**Problem requirements**
Identify the lines that contain the string "Time" and copy all of them.

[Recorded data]
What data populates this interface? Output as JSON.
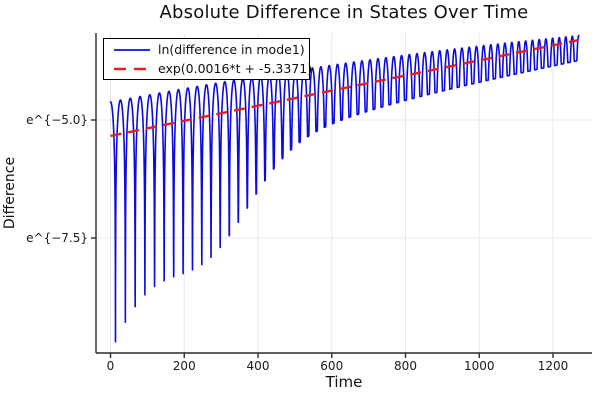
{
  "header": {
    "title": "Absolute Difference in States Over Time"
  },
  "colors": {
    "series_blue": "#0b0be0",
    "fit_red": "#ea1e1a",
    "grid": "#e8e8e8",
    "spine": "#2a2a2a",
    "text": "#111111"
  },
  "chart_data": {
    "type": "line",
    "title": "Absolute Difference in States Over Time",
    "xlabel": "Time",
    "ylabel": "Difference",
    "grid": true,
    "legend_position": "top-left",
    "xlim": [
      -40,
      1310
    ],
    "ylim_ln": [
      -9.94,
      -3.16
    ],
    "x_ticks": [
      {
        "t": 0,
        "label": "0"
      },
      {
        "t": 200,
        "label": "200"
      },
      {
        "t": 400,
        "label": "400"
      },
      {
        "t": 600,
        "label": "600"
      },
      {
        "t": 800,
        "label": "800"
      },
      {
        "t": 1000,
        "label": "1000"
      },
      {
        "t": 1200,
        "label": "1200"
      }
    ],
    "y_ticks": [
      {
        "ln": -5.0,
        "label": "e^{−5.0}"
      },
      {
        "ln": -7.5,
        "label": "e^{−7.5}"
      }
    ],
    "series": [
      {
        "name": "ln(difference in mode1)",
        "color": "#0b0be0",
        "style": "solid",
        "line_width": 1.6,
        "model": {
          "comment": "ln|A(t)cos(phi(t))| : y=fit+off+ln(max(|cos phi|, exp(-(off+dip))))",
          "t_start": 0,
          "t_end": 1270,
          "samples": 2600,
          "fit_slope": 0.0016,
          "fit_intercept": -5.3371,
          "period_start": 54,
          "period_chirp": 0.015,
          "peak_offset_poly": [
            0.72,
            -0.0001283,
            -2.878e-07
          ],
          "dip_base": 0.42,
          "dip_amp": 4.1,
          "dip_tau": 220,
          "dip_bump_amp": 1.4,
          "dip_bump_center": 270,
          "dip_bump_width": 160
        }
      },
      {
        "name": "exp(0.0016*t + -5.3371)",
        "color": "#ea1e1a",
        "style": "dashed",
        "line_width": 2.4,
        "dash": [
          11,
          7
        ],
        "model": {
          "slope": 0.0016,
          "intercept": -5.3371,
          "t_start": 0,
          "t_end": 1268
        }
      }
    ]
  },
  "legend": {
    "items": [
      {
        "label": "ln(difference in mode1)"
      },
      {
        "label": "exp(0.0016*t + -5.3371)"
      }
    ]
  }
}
...
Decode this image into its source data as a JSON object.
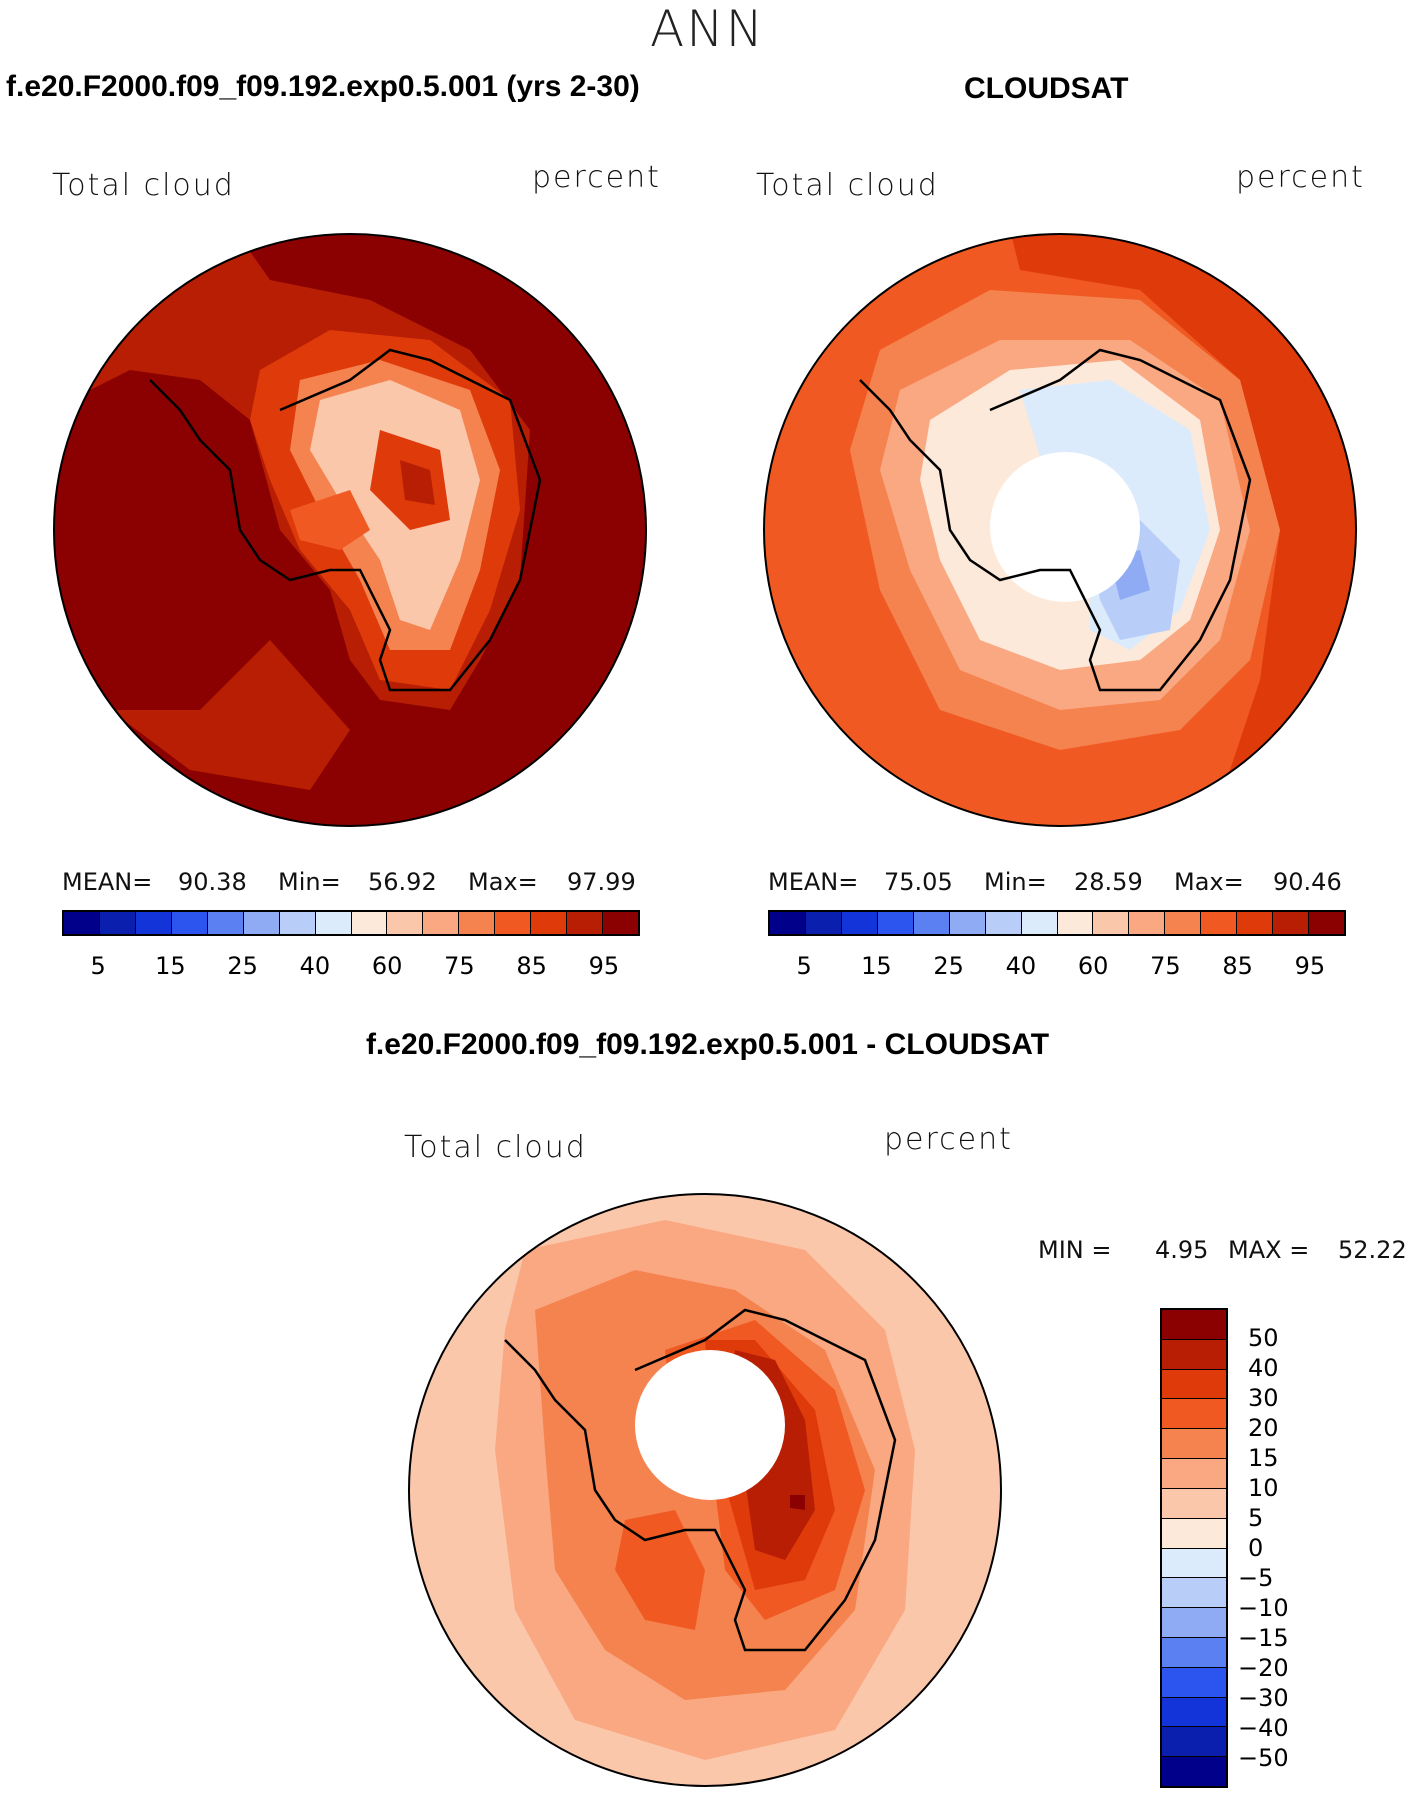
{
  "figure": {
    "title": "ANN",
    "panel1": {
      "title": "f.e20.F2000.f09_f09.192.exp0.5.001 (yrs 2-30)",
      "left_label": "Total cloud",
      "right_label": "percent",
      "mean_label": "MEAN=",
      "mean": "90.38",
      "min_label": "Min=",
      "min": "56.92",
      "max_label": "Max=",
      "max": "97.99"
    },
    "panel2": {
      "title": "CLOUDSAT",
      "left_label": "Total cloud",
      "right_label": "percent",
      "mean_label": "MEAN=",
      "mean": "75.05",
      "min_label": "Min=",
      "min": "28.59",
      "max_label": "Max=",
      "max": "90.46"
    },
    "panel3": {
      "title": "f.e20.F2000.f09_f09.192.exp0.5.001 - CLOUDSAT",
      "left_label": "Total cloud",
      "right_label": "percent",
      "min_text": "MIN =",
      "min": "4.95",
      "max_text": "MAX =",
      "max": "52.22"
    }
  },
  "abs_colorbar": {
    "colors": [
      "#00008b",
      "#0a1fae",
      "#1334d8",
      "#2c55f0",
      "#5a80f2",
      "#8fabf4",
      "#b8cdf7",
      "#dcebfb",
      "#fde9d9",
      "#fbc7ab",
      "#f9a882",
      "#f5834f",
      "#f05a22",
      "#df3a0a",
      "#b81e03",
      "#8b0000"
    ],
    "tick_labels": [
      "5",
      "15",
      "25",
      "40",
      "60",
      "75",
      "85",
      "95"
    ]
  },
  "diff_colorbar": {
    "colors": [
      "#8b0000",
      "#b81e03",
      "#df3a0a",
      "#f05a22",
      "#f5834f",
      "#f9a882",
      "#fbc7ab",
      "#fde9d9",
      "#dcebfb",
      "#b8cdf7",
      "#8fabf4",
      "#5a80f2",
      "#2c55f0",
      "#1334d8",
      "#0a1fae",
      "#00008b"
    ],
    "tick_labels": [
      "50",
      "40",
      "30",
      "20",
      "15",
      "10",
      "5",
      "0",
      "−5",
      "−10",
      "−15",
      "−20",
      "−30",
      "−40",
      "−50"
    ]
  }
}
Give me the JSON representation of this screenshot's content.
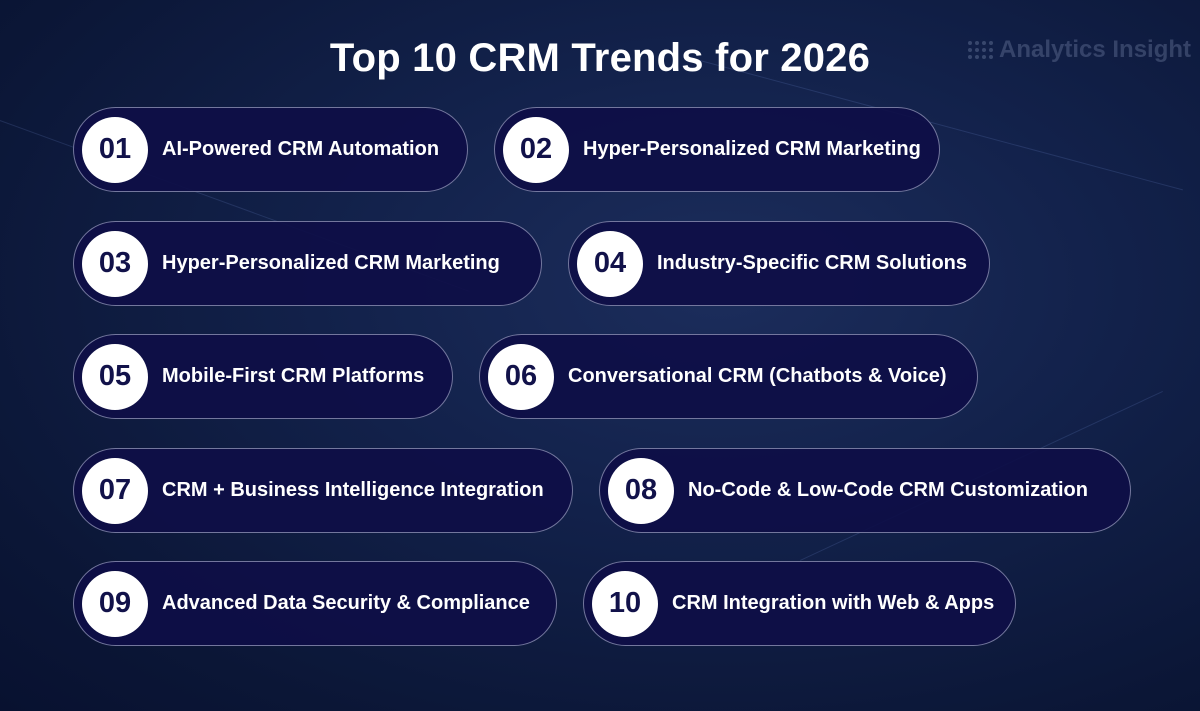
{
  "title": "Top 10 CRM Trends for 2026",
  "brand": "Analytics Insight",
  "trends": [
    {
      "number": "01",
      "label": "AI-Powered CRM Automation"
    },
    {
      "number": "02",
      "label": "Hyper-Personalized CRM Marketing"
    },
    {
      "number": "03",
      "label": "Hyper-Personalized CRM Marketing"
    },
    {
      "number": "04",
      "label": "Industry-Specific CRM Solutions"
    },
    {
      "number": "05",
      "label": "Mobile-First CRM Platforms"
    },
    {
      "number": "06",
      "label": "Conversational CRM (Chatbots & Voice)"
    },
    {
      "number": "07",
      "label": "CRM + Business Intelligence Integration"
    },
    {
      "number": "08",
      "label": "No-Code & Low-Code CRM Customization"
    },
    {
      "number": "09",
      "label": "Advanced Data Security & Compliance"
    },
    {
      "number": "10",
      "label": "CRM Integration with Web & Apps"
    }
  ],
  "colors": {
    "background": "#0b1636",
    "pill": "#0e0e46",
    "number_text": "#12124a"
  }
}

**Result**
    "title": "Absolute Difference in States Over Time"
    "title": "Absolute Difference in States Over Time",
    "xlabel": "Time",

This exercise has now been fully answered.